─── ENTRIES SUPPLIED ───

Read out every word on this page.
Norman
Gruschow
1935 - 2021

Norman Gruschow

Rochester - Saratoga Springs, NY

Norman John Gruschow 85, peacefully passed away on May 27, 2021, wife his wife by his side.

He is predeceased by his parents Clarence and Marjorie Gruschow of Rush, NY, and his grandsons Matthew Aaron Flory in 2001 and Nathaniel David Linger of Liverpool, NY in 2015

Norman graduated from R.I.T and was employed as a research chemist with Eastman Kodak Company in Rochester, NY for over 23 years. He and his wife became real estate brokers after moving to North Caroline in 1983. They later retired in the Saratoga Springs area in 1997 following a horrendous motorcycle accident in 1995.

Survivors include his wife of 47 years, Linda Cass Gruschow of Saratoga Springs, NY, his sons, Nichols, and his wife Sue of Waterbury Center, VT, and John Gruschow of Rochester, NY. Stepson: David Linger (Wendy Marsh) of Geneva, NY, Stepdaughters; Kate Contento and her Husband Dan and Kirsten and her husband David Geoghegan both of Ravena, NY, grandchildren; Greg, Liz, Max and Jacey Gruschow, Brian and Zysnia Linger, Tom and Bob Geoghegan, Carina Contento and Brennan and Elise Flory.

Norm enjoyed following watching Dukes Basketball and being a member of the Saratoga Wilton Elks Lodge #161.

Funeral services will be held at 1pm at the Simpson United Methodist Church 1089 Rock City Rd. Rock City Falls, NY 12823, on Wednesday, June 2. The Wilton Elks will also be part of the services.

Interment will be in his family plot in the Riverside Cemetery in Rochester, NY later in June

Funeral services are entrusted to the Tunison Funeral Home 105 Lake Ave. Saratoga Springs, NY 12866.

───

◆ **WRITTEN PROBLEM**
Repeat the material above in full, quoting it exactly.

◆ **SOLVED PROBLEM**
Read out every word on this page.
Norman
Gruschow
1935 - 2021

Norman Gruschow

Rochester - Saratoga Springs, NY

Norman John Gruschow 85, peacefully passed away on May 27, 2021, wife his wife by his side.

He is predeceased by his parents Clarence and Marjorie Gruschow of Rush, NY, and his grandsons Matthew Aaron Flory in 2001 and Nathaniel David Linger of Liverpool, NY in 2015

Norman graduated from R.I.T and was employed as a research chemist with Eastman Kodak Company in Rochester, NY for over 23 years. He and his wife became real estate brokers after moving to North Caroline in 1983. They later retired in the Saratoga Springs area in 1997 following a horrendous motorcycle accident in 1995.

Survivors include his wife of 47 years, Linda Cass Gruschow of Saratoga Springs, NY, his sons, Nichols, and his wife Sue of Waterbury Center, VT, and John Gruschow of Rochester, NY. Stepson: David Linger (Wendy Marsh) of Geneva, NY, Stepdaughters; Kate Contento and her Husband Dan and Kirsten and her husband David Geoghegan both of Ravena, NY, grandchildren; Greg, Liz, Max and Jacey Gruschow, Brian and Zysnia Linger, Tom and Bob Geoghegan, Carina Contento and Brennan and Elise Flory.

Norm enjoyed following watching Dukes Basketball and being a member of the Saratoga Wilton Elks Lodge #161.

Funeral services will be held at 1pm at the Simpson United Methodist Church 1089 Rock City Rd. Rock City Falls, NY 12823, on Wednesday, June 2. The Wilton Elks will also be part of the services.

Interment will be in his family plot in the Riverside Cemetery in Rochester, NY later in June

Funeral services are entrusted to the Tunison Funeral Home 105 Lake Ave. Saratoga Springs, NY 12866.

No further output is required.